- [Goal]:
Take the listing and print it in full, exactly as given.

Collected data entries

-=-=-=-=-

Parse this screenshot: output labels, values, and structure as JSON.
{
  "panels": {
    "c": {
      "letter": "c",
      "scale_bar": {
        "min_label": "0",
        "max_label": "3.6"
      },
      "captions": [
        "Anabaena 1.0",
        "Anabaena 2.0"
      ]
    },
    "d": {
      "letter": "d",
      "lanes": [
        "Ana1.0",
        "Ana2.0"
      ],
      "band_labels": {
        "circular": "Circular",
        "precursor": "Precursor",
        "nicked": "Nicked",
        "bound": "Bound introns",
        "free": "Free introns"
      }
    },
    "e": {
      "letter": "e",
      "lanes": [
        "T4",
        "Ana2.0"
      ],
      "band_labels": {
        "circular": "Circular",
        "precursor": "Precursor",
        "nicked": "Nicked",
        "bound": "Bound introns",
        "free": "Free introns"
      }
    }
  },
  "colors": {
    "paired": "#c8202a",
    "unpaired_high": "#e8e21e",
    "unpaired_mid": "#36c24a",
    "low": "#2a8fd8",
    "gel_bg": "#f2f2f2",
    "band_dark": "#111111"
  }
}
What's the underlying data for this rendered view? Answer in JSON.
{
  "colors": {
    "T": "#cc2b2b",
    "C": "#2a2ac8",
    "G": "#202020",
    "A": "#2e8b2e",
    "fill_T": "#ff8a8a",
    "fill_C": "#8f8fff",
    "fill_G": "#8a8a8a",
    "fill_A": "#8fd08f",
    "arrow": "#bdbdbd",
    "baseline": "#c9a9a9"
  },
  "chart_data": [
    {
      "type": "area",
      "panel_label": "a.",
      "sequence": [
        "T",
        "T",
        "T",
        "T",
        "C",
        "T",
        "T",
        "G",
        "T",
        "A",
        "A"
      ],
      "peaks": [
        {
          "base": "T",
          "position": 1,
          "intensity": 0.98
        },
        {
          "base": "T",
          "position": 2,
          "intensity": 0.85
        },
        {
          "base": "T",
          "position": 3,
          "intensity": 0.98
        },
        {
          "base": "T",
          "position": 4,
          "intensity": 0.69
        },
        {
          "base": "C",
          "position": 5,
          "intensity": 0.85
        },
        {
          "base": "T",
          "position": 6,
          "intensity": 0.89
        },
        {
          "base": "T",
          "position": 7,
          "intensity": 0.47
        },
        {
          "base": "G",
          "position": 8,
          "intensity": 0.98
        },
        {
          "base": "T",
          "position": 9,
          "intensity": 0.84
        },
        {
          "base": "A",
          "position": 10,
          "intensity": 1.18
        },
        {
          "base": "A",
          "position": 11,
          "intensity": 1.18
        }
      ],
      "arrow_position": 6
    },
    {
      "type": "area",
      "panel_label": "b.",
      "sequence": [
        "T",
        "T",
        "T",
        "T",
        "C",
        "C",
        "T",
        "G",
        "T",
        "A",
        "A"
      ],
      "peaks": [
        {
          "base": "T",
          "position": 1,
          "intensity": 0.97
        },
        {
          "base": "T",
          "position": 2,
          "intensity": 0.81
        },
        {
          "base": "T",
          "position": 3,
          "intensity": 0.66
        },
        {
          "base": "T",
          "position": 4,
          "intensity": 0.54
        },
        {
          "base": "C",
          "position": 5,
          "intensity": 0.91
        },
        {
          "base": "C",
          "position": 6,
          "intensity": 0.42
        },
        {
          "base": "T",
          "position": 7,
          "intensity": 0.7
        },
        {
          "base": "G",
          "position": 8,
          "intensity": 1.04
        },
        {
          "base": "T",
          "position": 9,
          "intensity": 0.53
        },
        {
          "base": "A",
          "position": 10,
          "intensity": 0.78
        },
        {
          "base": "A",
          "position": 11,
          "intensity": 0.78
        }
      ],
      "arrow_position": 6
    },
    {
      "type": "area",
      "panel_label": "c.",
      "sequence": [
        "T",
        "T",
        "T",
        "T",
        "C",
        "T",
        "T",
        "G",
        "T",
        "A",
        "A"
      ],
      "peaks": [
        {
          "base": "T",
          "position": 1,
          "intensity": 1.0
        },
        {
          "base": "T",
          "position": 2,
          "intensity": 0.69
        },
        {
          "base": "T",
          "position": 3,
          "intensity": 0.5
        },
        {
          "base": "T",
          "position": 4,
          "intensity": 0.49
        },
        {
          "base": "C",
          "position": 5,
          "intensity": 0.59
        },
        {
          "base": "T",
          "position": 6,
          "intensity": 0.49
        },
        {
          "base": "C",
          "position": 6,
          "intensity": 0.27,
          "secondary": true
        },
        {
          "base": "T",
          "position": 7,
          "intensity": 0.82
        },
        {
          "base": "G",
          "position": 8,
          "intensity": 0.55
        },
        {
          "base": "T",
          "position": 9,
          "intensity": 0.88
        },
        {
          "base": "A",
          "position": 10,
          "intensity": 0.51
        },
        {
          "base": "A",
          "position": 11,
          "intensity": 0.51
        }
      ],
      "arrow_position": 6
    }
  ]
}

-=-=-=-=-

- [The result]:
Parse this screenshot: output labels, values, and structure as JSON.
{
  "panels": {
    "c": {
      "letter": "c",
      "scale_bar": {
        "min_label": "0",
        "max_label": "3.6"
      },
      "captions": [
        "Anabaena 1.0",
        "Anabaena 2.0"
      ]
    },
    "d": {
      "letter": "d",
      "lanes": [
        "Ana1.0",
        "Ana2.0"
      ],
      "band_labels": {
        "circular": "Circular",
        "precursor": "Precursor",
        "nicked": "Nicked",
        "bound": "Bound introns",
        "free": "Free introns"
      }
    },
    "e": {
      "letter": "e",
      "lanes": [
        "T4",
        "Ana2.0"
      ],
      "band_labels": {
        "circular": "Circular",
        "precursor": "Precursor",
        "nicked": "Nicked",
        "bound": "Bound introns",
        "free": "Free introns"
      }
    }
  },
  "colors": {
    "paired": "#c8202a",
    "unpaired_high": "#e8e21e",
    "unpaired_mid": "#36c24a",
    "low": "#2a8fd8",
    "gel_bg": "#f2f2f2",
    "band_dark": "#111111"
  }
}
What's the underlying data for this rendered view? Answer in JSON.
{
  "colors": {
    "T": "#cc2b2b",
    "C": "#2a2ac8",
    "G": "#202020",
    "A": "#2e8b2e",
    "fill_T": "#ff8a8a",
    "fill_C": "#8f8fff",
    "fill_G": "#8a8a8a",
    "fill_A": "#8fd08f",
    "arrow": "#bdbdbd",
    "baseline": "#c9a9a9"
  },
  "chart_data": [
    {
      "type": "area",
      "panel_label": "a.",
      "sequence": [
        "T",
        "T",
        "T",
        "T",
        "C",
        "T",
        "T",
        "G",
        "T",
        "A",
        "A"
      ],
      "peaks": [
        {
          "base": "T",
          "position": 1,
          "intensity": 0.98
        },
        {
          "base": "T",
          "position": 2,
          "intensity": 0.85
        },
        {
          "base": "T",
          "position": 3,
          "intensity": 0.98
        },
        {
          "base": "T",
          "position": 4,
          "intensity": 0.69
        },
        {
          "base": "C",
          "position": 5,
          "intensity": 0.85
        },
        {
          "base": "T",
          "position": 6,
          "intensity": 0.89
        },
        {
          "base": "T",
          "position": 7,
          "intensity": 0.47
        },
        {
          "base": "G",
          "position": 8,
          "intensity": 0.98
        },
        {
          "base": "T",
          "position": 9,
          "intensity": 0.84
        },
        {
          "base": "A",
          "position": 10,
          "intensity": 1.18
        },
        {
          "base": "A",
          "position": 11,
          "intensity": 1.18
        }
      ],
      "arrow_position": 6
    },
    {
      "type": "area",
      "panel_label": "b.",
      "sequence": [
        "T",
        "T",
        "T",
        "T",
        "C",
        "C",
        "T",
        "G",
        "T",
        "A",
        "A"
      ],
      "peaks": [
        {
          "base": "T",
          "position": 1,
          "intensity": 0.97
        },
        {
          "base": "T",
          "position": 2,
          "intensity": 0.81
        },
        {
          "base": "T",
          "position": 3,
          "intensity": 0.66
        },
        {
          "base": "T",
          "position": 4,
          "intensity": 0.54
        },
        {
          "base": "C",
          "position": 5,
          "intensity": 0.91
        },
        {
          "base": "C",
          "position": 6,
          "intensity": 0.42
        },
        {
          "base": "T",
          "position": 7,
          "intensity": 0.7
        },
        {
          "base": "G",
          "position": 8,
          "intensity": 1.04
        },
        {
          "base": "T",
          "position": 9,
          "intensity": 0.53
        },
        {
          "base": "A",
          "position": 10,
          "intensity": 0.78
        },
        {
          "base": "A",
          "position": 11,
          "intensity": 0.78
        }
      ],
      "arrow_position": 6
    },
    {
      "type": "area",
      "panel_label": "c.",
      "sequence": [
        "T",
        "T",
        "T",
        "T",
        "C",
        "T",
        "T",
        "G",
        "T",
        "A",
        "A"
      ],
      "peaks": [
        {
          "base": "T",
          "position": 1,
          "intensity": 1.0
        },
        {
          "base": "T",
          "position": 2,
          "intensity": 0.69
        },
        {
          "base": "T",
          "position": 3,
          "intensity": 0.5
        },
        {
          "base": "T",
          "position": 4,
          "intensity": 0.49
        },
        {
          "base": "C",
          "position": 5,
          "intensity": 0.59
        },
        {
          "base": "T",
          "position": 6,
          "intensity": 0.49
        },
        {
          "base": "C",
          "position": 6,
          "intensity": 0.27,
          "secondary": true
        },
        {
          "base": "T",
          "position": 7,
          "intensity": 0.82
        },
        {
          "base": "G",
          "position": 8,
          "intensity": 0.55
        },
        {
          "base": "T",
          "position": 9,
          "intensity": 0.88
        },
        {
          "base": "A",
          "position": 10,
          "intensity": 0.51
        },
        {
          "base": "A",
          "position": 11,
          "intensity": 0.51
        }
      ],
      "arrow_position": 6
    }
  ]
}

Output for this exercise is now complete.